◆ **EXERCISE INPUTS**:
■ ■ ■ ■ ■ ■ ■

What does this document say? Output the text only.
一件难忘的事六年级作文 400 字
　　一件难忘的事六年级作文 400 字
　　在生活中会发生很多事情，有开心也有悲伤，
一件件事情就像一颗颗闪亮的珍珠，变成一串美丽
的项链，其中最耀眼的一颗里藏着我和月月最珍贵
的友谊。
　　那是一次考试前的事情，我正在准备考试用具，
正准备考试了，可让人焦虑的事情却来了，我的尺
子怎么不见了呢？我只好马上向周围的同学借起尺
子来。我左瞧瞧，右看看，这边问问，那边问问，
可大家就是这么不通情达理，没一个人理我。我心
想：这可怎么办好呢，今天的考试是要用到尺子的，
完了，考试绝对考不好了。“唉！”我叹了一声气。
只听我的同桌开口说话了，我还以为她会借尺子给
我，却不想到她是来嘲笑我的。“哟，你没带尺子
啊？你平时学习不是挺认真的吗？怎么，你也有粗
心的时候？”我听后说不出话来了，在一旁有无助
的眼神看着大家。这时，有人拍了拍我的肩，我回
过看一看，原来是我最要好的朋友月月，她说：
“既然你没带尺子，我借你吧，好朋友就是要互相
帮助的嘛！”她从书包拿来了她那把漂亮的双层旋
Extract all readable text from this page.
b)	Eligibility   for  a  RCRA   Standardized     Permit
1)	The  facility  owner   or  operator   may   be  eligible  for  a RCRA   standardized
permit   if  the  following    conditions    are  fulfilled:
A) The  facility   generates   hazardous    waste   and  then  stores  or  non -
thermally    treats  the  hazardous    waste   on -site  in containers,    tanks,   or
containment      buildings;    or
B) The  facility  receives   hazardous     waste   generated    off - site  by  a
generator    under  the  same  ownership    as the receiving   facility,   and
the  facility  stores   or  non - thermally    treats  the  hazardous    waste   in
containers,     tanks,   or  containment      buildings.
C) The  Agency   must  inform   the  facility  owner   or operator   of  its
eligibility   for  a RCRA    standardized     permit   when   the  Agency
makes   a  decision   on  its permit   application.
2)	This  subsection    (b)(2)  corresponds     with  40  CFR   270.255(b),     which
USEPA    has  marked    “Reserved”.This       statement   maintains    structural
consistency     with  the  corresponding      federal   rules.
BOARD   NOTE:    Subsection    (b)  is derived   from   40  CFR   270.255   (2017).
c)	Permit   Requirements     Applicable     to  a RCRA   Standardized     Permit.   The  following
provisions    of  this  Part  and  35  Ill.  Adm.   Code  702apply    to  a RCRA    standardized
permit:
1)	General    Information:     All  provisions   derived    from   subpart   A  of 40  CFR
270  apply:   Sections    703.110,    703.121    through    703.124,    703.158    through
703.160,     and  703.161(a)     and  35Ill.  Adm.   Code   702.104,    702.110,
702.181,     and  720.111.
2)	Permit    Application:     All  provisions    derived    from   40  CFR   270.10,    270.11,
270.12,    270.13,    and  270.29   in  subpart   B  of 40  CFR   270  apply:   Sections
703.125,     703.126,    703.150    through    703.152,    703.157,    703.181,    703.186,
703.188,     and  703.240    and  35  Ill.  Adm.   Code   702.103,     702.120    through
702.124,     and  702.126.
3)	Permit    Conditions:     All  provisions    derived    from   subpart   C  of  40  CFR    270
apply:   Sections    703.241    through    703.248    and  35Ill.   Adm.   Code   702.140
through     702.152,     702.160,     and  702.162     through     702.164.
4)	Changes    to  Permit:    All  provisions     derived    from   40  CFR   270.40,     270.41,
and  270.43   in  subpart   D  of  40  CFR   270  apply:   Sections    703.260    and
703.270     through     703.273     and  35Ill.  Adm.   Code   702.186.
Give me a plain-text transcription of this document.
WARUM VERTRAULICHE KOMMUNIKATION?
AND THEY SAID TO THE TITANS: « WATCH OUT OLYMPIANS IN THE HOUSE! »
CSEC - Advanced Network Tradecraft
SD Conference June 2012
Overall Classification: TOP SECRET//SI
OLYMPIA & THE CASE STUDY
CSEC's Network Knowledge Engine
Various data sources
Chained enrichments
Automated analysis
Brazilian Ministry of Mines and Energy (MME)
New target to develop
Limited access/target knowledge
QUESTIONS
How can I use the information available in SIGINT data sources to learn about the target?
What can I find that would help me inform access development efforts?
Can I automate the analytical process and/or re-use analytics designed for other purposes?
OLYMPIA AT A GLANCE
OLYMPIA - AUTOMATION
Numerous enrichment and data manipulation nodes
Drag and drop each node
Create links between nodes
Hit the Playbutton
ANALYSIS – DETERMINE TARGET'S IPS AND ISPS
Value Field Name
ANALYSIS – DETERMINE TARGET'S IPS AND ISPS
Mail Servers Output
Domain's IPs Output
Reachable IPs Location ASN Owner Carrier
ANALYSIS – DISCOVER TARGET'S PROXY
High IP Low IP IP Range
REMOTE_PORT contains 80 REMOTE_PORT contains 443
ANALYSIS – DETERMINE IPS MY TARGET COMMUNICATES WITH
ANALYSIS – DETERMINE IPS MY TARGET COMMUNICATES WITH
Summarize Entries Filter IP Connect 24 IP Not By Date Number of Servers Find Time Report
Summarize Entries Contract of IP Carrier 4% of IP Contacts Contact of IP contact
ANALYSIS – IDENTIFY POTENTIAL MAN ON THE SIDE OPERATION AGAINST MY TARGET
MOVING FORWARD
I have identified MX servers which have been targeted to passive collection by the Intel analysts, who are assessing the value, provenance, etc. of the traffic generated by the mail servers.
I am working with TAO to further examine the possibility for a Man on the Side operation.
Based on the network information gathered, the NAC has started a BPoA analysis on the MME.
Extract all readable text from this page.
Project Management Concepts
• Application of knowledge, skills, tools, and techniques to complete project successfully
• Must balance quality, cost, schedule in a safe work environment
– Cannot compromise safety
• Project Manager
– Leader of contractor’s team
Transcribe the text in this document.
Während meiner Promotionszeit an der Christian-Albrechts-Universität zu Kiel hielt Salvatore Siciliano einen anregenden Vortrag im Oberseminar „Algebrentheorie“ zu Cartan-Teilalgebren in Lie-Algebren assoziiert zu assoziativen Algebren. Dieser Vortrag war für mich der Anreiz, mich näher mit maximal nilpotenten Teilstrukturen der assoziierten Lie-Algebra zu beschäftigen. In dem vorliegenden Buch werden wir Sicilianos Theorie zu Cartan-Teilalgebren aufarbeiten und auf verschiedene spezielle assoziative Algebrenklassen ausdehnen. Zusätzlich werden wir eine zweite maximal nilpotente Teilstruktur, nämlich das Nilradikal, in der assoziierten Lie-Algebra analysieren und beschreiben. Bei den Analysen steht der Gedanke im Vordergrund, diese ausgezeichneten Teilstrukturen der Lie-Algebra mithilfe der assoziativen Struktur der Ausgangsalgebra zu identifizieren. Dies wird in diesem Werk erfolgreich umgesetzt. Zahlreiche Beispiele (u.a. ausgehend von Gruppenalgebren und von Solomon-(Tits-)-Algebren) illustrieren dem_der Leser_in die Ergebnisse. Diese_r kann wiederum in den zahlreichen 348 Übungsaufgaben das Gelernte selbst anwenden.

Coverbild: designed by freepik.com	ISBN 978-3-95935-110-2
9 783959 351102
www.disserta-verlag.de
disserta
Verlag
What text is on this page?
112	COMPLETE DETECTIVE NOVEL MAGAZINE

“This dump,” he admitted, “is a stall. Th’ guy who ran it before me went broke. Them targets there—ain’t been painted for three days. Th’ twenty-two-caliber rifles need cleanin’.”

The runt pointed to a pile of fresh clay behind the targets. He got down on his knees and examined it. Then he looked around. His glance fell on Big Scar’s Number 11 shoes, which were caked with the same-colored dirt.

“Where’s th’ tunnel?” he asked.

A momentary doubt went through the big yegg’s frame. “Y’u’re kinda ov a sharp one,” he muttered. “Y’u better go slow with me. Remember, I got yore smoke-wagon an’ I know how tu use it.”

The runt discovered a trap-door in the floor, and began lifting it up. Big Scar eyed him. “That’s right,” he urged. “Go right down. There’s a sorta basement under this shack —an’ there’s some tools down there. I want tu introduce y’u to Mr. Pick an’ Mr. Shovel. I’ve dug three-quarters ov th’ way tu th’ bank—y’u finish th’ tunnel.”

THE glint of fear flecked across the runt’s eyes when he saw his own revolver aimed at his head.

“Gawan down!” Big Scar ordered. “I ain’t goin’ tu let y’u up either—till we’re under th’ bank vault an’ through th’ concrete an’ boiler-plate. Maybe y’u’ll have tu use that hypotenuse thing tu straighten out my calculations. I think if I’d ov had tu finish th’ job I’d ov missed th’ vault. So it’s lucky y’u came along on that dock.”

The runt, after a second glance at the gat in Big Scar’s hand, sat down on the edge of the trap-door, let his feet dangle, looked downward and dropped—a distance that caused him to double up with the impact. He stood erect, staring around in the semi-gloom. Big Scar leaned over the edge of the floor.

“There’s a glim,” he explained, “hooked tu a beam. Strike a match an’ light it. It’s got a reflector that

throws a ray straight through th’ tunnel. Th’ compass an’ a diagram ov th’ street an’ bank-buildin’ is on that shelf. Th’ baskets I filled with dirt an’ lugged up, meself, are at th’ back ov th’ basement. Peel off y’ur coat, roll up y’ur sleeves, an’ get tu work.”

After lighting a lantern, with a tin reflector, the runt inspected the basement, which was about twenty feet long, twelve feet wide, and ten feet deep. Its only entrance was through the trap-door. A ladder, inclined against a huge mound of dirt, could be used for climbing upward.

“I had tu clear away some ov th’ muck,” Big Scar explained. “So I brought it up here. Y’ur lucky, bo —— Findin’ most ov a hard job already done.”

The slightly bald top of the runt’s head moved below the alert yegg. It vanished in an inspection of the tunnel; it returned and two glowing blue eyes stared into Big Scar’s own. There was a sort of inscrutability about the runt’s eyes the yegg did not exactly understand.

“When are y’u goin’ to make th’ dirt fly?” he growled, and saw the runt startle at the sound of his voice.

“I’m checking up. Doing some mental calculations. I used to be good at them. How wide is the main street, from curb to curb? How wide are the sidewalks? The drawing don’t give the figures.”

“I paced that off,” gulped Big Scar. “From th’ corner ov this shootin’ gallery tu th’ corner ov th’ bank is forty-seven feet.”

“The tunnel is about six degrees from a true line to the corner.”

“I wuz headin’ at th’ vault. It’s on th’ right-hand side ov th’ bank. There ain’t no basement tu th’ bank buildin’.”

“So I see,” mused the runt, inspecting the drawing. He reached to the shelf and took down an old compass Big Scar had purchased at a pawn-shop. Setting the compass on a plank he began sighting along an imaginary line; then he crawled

■ ■ ■ ■ ■ ■ ■

◆ **WHAT THE TASK ASKS**: Within the records above, how many lines include the word "nodes"? State the number by itself.

◆ **SOLUTION TO THIS PROBLEM**: 2